### Work to complete
Set out each line from the following listing that includes the word "выбраться".

------ Recorded data

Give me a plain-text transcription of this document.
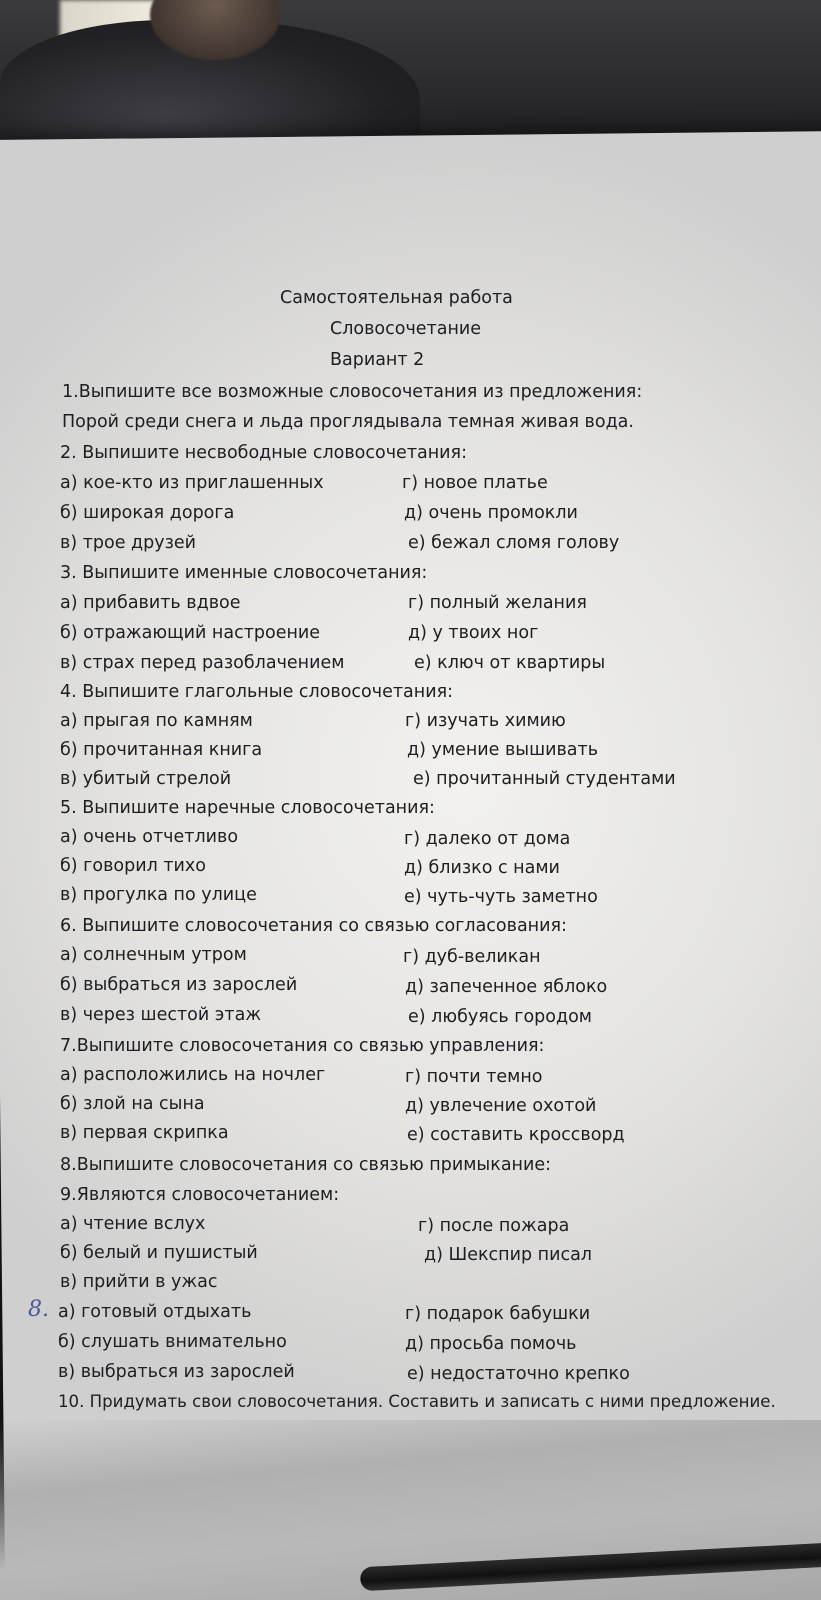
Самостоятельная работа
Словосочетание
Вариант 2
1.Выпишите все возможные словосочетания из предложения:
Порой среди снега и льда проглядывала темная живая вода.
2. Выпишите несвободные словосочетания:
а) кое-кто из приглашенных
б) широкая дорога
в) трое друзей
г) новое платье
д) очень промокли
е) бежал сломя голову
3. Выпишите именные словосочетания:
а) прибавить вдвое
б) отражающий настроение
в) страх перед разоблачением
г) полный желания
д) у твоих ног
е) ключ от квартиры
4. Выпишите глагольные словосочетания:
а) прыгая по камням
б) прочитанная книга
в) убитый стрелой
г) изучать химию
д) умение вышивать
е) прочитанный студентами
5. Выпишите наречные словосочетания:
а) очень отчетливо
б) говорил тихо
в) прогулка по улице
г) далеко от дома
д) близко с нами
е) чуть-чуть заметно
6. Выпишите словосочетания со связью согласования:
а) солнечным утром
б) выбраться из зарослей
в) через шестой этаж
г) дуб-великан
д) запеченное яблоко
е) любуясь городом
7.Выпишите словосочетания со связью управления:
а) расположились на ночлег
б) злой на сына
в) первая скрипка
г) почти темно
д) увлечение охотой
е) составить кроссворд
8.Выпишите словосочетания со связью примыкание:
9.Являются словосочетанием:
а) чтение вслух
б) белый и пушистый
в) прийти в ужас
г) после пожара
д) Шекспир писал
8. а) готовый отдыхать
б) слушать внимательно
в) выбраться из зарослей
г) подарок бабушки
д) просьба помочь
е) недостаточно крепко
10. Придумать свои словосочетания. Составить и записать с ними предложение.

------------

### Response to the exercise
б) выбраться из зарослей
в) выбраться из зарослей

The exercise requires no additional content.